Your task is to print all of the data word for word.

━━━ INPUT MATERIAL

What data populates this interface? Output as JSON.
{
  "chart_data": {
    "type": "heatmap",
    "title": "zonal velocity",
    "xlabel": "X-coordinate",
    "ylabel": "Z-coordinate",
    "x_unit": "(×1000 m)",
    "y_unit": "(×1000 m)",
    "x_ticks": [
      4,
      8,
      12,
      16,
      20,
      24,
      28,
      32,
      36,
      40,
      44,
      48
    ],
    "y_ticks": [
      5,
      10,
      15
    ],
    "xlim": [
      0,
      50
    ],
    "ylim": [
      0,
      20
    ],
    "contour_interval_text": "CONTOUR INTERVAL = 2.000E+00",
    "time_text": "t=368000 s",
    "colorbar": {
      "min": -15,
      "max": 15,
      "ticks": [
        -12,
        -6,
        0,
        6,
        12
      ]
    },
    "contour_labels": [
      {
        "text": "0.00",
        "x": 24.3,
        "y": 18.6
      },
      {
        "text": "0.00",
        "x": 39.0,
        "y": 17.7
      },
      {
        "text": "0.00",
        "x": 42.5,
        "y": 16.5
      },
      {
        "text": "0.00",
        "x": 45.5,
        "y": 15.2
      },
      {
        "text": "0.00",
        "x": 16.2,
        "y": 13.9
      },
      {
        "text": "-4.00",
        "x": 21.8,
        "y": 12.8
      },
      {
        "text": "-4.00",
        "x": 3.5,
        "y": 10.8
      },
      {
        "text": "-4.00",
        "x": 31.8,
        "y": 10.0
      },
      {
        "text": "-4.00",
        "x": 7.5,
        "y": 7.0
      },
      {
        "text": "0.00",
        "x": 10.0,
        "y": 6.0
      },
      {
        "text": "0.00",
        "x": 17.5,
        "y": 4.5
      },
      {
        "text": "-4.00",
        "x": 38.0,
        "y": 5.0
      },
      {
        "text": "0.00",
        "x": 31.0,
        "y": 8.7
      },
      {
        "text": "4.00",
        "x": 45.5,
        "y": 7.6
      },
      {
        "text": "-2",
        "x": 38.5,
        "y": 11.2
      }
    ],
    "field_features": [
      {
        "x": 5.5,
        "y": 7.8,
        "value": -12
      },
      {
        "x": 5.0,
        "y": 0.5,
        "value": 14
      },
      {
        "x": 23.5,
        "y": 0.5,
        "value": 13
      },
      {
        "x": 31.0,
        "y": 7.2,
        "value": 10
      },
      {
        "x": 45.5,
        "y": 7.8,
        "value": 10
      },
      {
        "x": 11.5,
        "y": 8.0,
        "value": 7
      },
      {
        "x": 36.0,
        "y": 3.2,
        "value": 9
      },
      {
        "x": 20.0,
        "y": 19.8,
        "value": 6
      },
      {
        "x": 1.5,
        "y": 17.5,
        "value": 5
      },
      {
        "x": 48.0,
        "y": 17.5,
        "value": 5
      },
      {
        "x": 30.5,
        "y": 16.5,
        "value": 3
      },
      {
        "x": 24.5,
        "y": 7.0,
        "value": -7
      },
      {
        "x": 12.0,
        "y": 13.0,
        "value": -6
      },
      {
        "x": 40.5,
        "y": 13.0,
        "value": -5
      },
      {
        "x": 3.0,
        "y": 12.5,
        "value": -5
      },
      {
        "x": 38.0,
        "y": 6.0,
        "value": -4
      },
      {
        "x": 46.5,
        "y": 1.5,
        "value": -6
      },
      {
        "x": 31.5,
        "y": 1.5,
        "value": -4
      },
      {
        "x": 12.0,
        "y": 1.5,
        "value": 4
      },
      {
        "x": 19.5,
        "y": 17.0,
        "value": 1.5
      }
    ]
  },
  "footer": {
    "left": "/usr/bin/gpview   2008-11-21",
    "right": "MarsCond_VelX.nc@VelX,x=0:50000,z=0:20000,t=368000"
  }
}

━━━━━━

__RIGHT ANSWER__:
What data populates this interface? Output as JSON.
{
  "chart_data": {
    "type": "heatmap",
    "title": "zonal velocity",
    "xlabel": "X-coordinate",
    "ylabel": "Z-coordinate",
    "x_unit": "(×1000 m)",
    "y_unit": "(×1000 m)",
    "x_ticks": [
      4,
      8,
      12,
      16,
      20,
      24,
      28,
      32,
      36,
      40,
      44,
      48
    ],
    "y_ticks": [
      5,
      10,
      15
    ],
    "xlim": [
      0,
      50
    ],
    "ylim": [
      0,
      20
    ],
    "contour_interval_text": "CONTOUR INTERVAL = 2.000E+00",
    "time_text": "t=368000 s",
    "colorbar": {
      "min": -15,
      "max": 15,
      "ticks": [
        -12,
        -6,
        0,
        6,
        12
      ]
    },
    "contour_labels": [
      {
        "text": "0.00",
        "x": 24.3,
        "y": 18.6
      },
      {
        "text": "0.00",
        "x": 39.0,
        "y": 17.7
      },
      {
        "text": "0.00",
        "x": 42.5,
        "y": 16.5
      },
      {
        "text": "0.00",
        "x": 45.5,
        "y": 15.2
      },
      {
        "text": "0.00",
        "x": 16.2,
        "y": 13.9
      },
      {
        "text": "-4.00",
        "x": 21.8,
        "y": 12.8
      },
      {
        "text": "-4.00",
        "x": 3.5,
        "y": 10.8
      },
      {
        "text": "-4.00",
        "x": 31.8,
        "y": 10.0
      },
      {
        "text": "-4.00",
        "x": 7.5,
        "y": 7.0
      },
      {
        "text": "0.00",
        "x": 10.0,
        "y": 6.0
      },
      {
        "text": "0.00",
        "x": 17.5,
        "y": 4.5
      },
      {
        "text": "-4.00",
        "x": 38.0,
        "y": 5.0
      },
      {
        "text": "0.00",
        "x": 31.0,
        "y": 8.7
      },
      {
        "text": "4.00",
        "x": 45.5,
        "y": 7.6
      },
      {
        "text": "-2",
        "x": 38.5,
        "y": 11.2
      }
    ],
    "field_features": [
      {
        "x": 5.5,
        "y": 7.8,
        "value": -12
      },
      {
        "x": 5.0,
        "y": 0.5,
        "value": 14
      },
      {
        "x": 23.5,
        "y": 0.5,
        "value": 13
      },
      {
        "x": 31.0,
        "y": 7.2,
        "value": 10
      },
      {
        "x": 45.5,
        "y": 7.8,
        "value": 10
      },
      {
        "x": 11.5,
        "y": 8.0,
        "value": 7
      },
      {
        "x": 36.0,
        "y": 3.2,
        "value": 9
      },
      {
        "x": 20.0,
        "y": 19.8,
        "value": 6
      },
      {
        "x": 1.5,
        "y": 17.5,
        "value": 5
      },
      {
        "x": 48.0,
        "y": 17.5,
        "value": 5
      },
      {
        "x": 30.5,
        "y": 16.5,
        "value": 3
      },
      {
        "x": 24.5,
        "y": 7.0,
        "value": -7
      },
      {
        "x": 12.0,
        "y": 13.0,
        "value": -6
      },
      {
        "x": 40.5,
        "y": 13.0,
        "value": -5
      },
      {
        "x": 3.0,
        "y": 12.5,
        "value": -5
      },
      {
        "x": 38.0,
        "y": 6.0,
        "value": -4
      },
      {
        "x": 46.5,
        "y": 1.5,
        "value": -6
      },
      {
        "x": 31.5,
        "y": 1.5,
        "value": -4
      },
      {
        "x": 12.0,
        "y": 1.5,
        "value": 4
      },
      {
        "x": 19.5,
        "y": 17.0,
        "value": 1.5
      }
    ]
  },
  "footer": {
    "left": "/usr/bin/gpview   2008-11-21",
    "right": "MarsCond_VelX.nc@VelX,x=0:50000,z=0:20000,t=368000"
  }
}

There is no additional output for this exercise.